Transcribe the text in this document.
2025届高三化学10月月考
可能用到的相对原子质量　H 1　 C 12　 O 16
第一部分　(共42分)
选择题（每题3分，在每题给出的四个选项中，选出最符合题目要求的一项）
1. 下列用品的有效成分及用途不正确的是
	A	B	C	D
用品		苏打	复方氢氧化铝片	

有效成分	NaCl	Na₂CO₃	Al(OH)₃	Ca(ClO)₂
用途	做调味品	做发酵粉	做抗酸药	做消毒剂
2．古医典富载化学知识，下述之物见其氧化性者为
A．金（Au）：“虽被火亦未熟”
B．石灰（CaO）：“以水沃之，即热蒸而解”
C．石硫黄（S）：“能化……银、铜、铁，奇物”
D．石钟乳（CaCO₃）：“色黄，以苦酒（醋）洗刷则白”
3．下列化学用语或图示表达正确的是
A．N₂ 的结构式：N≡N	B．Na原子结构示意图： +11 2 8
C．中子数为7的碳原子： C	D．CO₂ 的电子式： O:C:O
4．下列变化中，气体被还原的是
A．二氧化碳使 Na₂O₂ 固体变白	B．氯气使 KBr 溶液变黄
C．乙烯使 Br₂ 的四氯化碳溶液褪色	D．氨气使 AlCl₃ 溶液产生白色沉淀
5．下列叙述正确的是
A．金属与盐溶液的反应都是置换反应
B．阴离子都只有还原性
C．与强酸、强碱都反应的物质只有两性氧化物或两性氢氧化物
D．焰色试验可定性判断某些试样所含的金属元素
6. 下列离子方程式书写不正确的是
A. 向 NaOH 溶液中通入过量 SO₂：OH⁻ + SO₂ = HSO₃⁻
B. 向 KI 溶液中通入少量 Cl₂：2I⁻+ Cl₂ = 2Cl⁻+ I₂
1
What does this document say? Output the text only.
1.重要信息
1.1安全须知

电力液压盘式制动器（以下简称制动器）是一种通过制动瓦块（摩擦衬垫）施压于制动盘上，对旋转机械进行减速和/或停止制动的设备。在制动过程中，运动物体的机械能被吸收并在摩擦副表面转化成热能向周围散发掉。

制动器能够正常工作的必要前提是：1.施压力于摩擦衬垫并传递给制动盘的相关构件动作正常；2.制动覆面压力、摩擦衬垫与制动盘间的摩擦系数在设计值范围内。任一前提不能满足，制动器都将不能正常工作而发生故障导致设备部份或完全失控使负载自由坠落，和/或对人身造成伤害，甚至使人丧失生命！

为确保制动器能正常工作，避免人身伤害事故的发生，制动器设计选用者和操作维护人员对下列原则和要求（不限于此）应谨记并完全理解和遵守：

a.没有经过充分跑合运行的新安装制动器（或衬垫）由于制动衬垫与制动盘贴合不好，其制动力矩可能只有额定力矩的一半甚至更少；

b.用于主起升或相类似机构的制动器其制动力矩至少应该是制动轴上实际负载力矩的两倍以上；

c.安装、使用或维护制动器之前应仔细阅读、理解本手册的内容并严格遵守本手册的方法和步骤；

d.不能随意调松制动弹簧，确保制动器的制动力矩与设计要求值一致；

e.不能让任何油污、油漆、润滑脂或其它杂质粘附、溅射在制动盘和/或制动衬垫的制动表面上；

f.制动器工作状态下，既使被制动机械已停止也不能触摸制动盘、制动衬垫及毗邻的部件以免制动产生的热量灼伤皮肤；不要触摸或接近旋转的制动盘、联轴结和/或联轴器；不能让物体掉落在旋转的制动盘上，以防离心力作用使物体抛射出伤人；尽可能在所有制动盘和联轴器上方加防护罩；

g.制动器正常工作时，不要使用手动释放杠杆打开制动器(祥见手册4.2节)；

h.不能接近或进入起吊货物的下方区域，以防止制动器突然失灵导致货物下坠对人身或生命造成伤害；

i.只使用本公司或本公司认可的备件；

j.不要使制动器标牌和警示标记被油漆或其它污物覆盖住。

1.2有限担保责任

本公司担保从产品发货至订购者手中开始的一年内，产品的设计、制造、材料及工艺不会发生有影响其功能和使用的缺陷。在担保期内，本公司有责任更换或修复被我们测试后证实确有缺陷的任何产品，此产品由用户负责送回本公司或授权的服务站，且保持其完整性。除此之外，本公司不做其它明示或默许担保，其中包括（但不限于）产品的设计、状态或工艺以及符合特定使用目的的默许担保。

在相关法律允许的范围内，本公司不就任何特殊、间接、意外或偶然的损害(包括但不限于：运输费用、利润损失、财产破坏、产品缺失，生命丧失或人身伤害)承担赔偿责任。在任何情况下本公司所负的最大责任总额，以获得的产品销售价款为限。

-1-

####

▶ DIRECTION: Copy every line of the data that holds the string "text".

▶ ANSWER TO THIS TASK:
Transcribe the text in this document.
What does this document say? Output the text only.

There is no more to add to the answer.